--- Begin Excerpted records ---

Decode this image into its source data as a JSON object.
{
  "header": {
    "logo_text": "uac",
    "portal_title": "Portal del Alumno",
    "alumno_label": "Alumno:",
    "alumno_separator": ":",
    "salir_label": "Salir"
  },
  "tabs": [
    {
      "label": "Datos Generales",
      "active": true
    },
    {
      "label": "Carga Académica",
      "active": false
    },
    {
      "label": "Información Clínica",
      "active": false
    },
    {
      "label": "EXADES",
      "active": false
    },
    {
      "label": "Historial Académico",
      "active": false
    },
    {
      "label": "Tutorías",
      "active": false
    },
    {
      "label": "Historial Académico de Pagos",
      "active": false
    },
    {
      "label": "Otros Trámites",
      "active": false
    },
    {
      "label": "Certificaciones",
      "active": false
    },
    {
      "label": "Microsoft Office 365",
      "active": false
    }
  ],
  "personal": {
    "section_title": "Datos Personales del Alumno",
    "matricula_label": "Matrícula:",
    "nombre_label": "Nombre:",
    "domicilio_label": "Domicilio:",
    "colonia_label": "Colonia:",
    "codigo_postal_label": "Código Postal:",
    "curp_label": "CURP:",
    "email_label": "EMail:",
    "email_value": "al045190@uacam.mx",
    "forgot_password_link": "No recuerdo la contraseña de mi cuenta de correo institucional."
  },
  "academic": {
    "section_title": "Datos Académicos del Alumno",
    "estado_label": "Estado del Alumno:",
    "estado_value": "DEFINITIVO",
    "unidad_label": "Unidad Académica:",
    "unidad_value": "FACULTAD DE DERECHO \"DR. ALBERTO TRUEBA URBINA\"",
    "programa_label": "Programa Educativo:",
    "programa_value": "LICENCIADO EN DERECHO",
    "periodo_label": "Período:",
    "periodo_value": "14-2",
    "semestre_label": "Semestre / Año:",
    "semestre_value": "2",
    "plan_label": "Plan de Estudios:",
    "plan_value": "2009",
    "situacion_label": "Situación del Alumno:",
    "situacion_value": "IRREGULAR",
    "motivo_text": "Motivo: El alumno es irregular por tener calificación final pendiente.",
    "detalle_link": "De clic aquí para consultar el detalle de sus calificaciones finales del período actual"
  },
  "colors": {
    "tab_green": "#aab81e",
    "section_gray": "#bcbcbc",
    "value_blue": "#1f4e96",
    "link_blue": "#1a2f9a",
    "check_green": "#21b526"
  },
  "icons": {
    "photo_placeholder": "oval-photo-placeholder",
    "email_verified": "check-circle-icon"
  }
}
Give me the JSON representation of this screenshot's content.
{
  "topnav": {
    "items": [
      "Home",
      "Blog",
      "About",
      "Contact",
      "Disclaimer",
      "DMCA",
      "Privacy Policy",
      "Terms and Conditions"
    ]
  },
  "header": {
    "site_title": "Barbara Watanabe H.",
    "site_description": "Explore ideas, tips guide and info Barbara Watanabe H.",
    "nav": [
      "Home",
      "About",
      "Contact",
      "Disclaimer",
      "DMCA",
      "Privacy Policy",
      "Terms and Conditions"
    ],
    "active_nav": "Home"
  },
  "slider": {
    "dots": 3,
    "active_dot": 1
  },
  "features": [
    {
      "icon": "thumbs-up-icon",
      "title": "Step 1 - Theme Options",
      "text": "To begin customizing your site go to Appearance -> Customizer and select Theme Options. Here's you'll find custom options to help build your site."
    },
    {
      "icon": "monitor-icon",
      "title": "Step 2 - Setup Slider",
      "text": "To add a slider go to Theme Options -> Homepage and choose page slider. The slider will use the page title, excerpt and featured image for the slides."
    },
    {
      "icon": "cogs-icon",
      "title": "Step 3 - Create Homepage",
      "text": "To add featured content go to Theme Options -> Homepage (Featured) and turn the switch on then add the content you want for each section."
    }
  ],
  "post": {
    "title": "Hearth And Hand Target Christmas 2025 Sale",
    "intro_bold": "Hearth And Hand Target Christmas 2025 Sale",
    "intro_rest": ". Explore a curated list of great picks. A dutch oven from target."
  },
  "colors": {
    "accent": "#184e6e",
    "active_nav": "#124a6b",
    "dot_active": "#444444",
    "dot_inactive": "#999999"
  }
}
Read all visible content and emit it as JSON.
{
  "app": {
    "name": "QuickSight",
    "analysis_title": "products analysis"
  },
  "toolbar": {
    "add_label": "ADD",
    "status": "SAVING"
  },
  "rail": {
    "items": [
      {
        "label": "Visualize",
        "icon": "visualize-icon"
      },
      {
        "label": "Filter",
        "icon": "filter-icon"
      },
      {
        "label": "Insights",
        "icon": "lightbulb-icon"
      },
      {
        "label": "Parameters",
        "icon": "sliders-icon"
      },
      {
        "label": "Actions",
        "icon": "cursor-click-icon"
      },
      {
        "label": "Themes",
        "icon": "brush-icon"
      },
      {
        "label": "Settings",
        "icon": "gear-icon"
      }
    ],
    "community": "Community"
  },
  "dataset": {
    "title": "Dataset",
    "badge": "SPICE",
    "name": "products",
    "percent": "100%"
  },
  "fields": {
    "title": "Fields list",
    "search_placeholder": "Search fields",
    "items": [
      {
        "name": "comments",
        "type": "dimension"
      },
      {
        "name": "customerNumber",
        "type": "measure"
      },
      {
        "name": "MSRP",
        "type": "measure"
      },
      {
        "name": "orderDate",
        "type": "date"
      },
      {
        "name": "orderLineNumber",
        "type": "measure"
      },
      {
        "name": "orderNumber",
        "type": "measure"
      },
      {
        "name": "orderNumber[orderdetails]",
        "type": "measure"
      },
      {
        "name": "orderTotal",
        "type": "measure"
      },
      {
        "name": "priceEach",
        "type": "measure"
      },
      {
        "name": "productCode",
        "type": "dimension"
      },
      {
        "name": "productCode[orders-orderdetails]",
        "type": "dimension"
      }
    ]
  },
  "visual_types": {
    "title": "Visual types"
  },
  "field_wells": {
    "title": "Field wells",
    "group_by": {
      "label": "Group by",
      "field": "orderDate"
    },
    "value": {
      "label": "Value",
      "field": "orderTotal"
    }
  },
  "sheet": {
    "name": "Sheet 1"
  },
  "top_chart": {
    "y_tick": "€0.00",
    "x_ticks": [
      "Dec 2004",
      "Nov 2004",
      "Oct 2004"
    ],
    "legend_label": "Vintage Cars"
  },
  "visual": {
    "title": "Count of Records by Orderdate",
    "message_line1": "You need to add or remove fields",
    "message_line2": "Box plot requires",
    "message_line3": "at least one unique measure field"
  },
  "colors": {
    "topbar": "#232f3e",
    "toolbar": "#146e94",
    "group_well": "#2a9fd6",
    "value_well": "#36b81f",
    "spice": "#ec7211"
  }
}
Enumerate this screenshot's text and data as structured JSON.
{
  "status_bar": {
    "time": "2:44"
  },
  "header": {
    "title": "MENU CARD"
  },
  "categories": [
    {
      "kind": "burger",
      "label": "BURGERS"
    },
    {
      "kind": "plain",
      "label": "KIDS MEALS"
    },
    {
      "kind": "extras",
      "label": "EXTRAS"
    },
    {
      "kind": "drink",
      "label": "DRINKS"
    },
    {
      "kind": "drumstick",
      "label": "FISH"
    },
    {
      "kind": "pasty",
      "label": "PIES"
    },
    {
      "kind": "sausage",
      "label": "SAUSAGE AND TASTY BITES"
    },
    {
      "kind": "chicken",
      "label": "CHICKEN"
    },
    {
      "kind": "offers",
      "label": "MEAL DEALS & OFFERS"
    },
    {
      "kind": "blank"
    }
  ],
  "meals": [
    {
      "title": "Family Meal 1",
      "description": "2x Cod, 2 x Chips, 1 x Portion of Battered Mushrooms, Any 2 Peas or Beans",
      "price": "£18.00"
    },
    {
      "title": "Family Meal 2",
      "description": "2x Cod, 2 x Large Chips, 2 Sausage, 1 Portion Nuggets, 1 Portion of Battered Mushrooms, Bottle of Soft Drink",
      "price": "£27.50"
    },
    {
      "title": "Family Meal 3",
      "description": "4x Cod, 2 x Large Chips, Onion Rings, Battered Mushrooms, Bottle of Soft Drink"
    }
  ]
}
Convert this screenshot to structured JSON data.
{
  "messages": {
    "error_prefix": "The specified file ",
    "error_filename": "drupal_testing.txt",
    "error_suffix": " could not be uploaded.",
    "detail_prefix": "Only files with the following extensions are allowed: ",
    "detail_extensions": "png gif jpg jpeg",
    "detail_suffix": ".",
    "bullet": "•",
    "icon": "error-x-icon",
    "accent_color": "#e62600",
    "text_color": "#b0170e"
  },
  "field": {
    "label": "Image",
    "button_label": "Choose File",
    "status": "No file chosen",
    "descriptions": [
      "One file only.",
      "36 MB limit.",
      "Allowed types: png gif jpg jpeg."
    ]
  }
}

--- End Excerpted records ---

The problem ::
Review the material and copy each line in which the word "products" appears.

Reply to the exercise ::
    "analysis_title": "products analysis"
    "name": "products",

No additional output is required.